> TASK OBJECTIVE
Select from the records below every line that has the word "Обменяю" in it.

> DATASET RECORDS
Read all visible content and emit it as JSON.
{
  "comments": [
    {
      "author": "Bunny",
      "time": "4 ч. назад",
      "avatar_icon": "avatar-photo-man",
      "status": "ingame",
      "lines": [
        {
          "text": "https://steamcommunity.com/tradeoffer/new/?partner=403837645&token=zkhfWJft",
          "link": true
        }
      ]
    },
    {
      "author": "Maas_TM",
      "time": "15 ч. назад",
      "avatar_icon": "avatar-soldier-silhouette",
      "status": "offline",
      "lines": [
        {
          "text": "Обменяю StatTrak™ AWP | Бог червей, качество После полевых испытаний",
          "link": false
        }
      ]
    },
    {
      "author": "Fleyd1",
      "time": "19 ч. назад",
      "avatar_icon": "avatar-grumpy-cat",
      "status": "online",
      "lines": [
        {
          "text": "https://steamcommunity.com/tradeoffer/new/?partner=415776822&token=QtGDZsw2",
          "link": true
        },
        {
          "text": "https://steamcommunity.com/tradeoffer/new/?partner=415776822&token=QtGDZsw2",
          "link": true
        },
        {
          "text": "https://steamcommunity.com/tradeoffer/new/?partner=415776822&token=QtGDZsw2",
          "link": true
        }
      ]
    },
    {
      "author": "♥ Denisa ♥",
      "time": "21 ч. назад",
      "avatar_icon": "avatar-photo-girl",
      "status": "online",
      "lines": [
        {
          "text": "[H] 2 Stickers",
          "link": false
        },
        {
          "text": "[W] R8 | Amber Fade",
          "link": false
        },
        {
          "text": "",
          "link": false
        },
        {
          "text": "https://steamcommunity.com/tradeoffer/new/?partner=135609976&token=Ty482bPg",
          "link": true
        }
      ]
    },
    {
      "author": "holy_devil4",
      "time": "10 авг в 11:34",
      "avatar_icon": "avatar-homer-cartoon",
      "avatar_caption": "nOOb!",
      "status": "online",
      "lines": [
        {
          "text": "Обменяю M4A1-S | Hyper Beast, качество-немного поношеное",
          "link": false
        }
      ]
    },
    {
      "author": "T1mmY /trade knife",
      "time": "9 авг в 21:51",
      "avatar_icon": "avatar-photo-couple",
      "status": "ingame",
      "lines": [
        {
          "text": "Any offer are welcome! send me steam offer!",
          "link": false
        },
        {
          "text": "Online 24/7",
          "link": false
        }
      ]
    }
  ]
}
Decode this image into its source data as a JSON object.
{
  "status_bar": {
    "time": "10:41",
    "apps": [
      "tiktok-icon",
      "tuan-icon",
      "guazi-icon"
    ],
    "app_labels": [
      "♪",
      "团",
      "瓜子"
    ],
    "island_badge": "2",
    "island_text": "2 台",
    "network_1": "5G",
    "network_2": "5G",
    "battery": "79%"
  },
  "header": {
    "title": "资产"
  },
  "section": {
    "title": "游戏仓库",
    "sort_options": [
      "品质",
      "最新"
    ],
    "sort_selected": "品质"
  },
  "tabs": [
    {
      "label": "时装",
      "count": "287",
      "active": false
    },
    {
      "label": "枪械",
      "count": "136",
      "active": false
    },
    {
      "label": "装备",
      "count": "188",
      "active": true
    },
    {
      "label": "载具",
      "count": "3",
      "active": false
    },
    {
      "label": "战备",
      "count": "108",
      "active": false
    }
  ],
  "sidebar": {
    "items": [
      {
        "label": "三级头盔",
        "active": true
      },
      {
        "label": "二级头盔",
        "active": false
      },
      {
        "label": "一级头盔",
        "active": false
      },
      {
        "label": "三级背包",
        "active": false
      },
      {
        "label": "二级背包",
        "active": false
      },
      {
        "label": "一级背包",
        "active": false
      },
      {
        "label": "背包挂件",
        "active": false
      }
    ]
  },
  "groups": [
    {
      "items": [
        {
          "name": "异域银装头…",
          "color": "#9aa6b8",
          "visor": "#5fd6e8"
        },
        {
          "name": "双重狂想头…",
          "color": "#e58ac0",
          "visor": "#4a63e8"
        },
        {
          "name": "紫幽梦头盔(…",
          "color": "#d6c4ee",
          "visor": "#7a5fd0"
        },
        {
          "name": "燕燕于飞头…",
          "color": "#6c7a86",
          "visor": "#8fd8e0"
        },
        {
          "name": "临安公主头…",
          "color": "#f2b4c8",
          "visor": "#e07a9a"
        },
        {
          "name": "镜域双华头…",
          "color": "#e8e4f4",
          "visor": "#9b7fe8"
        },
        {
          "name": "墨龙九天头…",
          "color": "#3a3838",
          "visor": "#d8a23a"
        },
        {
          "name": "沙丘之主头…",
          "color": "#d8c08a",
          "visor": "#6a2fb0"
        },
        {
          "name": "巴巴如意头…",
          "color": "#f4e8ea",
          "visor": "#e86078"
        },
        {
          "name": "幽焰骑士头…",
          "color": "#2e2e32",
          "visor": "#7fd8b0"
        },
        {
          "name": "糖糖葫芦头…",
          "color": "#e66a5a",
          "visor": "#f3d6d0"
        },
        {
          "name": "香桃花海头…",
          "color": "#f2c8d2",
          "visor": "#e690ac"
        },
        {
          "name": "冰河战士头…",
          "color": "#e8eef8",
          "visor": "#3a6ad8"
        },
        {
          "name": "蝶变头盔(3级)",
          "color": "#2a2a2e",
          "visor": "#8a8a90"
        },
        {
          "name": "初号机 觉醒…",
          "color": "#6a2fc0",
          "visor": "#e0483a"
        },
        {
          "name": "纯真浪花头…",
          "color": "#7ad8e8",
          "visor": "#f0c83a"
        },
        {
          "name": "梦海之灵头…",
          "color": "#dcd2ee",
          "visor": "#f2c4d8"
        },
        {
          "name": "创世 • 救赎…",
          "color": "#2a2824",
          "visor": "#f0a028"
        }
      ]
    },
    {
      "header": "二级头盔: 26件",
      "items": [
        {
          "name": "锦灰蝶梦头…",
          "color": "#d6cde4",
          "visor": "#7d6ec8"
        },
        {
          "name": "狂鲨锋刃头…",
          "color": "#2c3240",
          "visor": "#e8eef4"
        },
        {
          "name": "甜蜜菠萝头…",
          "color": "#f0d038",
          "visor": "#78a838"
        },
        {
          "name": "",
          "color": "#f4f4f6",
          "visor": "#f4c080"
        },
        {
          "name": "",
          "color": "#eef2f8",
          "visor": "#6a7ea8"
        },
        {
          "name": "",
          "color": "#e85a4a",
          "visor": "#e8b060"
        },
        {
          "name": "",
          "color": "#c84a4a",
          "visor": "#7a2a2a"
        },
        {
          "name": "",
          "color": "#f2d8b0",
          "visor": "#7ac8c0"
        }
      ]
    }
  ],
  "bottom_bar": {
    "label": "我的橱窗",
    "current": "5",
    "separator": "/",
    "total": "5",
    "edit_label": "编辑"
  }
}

> RESPONSE BELOW
          "text": "Обменяю StatTrak™ AWP | Бог червей, качество После полевых испытаний",
          "text": "Обменяю M4A1-S | Hyper Beast, качество-немного поношеное",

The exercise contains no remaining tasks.